Dataset entries:
------------------------------------------------

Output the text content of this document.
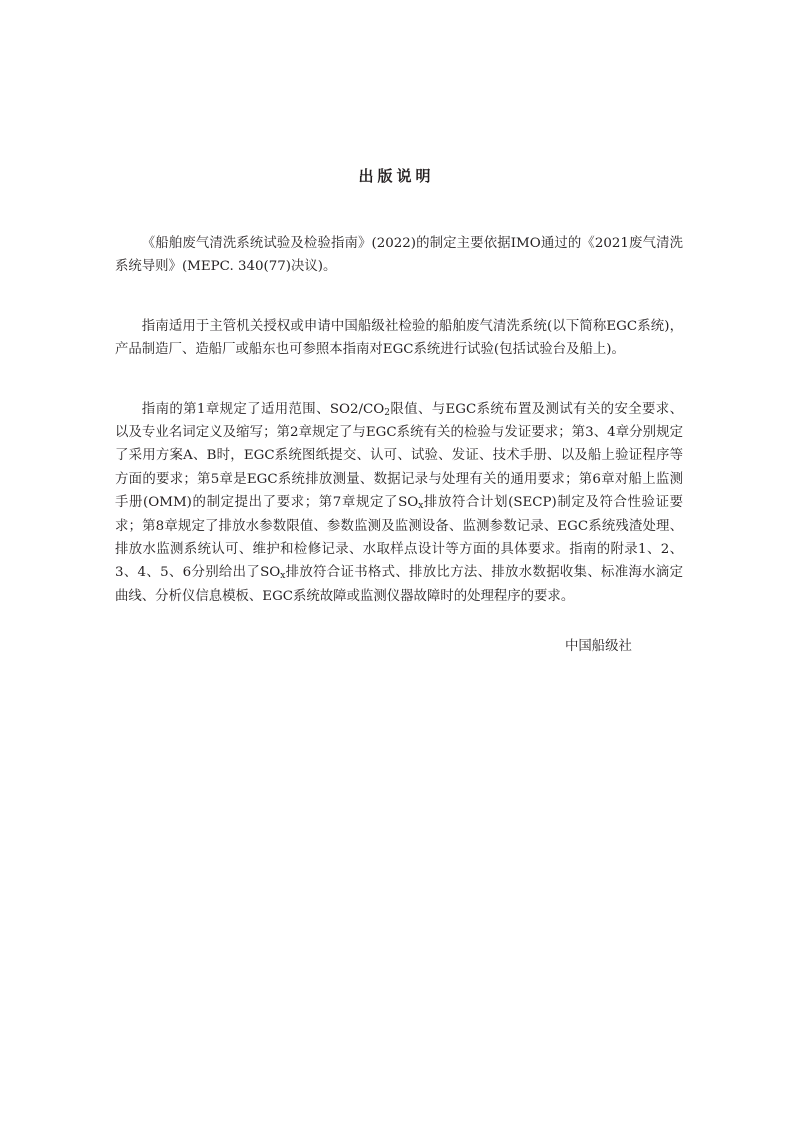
出版说明

《船舶废气清洗系统试验及检验指南》(2022)的制定主要依据IMO通过的《2021废气清洗系统导则》(MEPC. 340(77)决议)。

指南适用于主管机关授权或申请中国船级社检验的船舶废气清洗系统(以下简称EGC系统)，产品制造厂、造船厂或船东也可参照本指南对EGC系统进行试验(包括试验台及船上)。

指南的第1章规定了适用范围、$SO2/CO_2$限值、与EGC系统布置及测试有关的安全要求、以及专业名词定义及缩写；第2章规定了与EGC系统有关的检验与发证要求；第3、4章分别规定了采用方案A、B时，EGC系统图纸提交、认可、试验、发证、技术手册、以及船上验证程序等方面的要求；第5章是EGC系统排放测量、数据记录与处理有关的通用要求；第6章对船上监测手册(OMM)的制定提出了要求；第7章规定了$SO_x$排放符合计划(SECP)制定及符合性验证要求；第8章规定了排放水参数限值、参数监测及监测设备、监测参数记录、EGC系统残渣处理、排放水监测系统认可、维护和检修记录、水取样点设计等方面的具体要求。指南的附录1、2、3、4、5、6分别给出了$SO_x$排放符合证书格式、排放比方法、排放水数据收集、标准海水滴定曲线、分析仪信息模板、EGC系统故障或监测仪器故障时的处理程序的要求。

中国船级社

------------------------------------------------

- WORK TO BE COMPLETED -
Omit every picture, then reproduce the rest of the listing exactly.

- SOLUTION TO THIS PROBLEM -
Output the text content of this document.
出版说明

《船舶废气清洗系统试验及检验指南》(2022)的制定主要依据IMO通过的《2021废气清洗系统导则》(MEPC. 340(77)决议)。

指南适用于主管机关授权或申请中国船级社检验的船舶废气清洗系统(以下简称EGC系统)，产品制造厂、造船厂或船东也可参照本指南对EGC系统进行试验(包括试验台及船上)。

指南的第1章规定了适用范围、$SO2/CO_2$限值、与EGC系统布置及测试有关的安全要求、以及专业名词定义及缩写；第2章规定了与EGC系统有关的检验与发证要求；第3、4章分别规定了采用方案A、B时，EGC系统图纸提交、认可、试验、发证、技术手册、以及船上验证程序等方面的要求；第5章是EGC系统排放测量、数据记录与处理有关的通用要求；第6章对船上监测手册(OMM)的制定提出了要求；第7章规定了$SO_x$排放符合计划(SECP)制定及符合性验证要求；第8章规定了排放水参数限值、参数监测及监测设备、监测参数记录、EGC系统残渣处理、排放水监测系统认可、维护和检修记录、水取样点设计等方面的具体要求。指南的附录1、2、3、4、5、6分别给出了$SO_x$排放符合证书格式、排放比方法、排放水数据收集、标准海水滴定曲线、分析仪信息模板、EGC系统故障或监测仪器故障时的处理程序的要求。

中国船级社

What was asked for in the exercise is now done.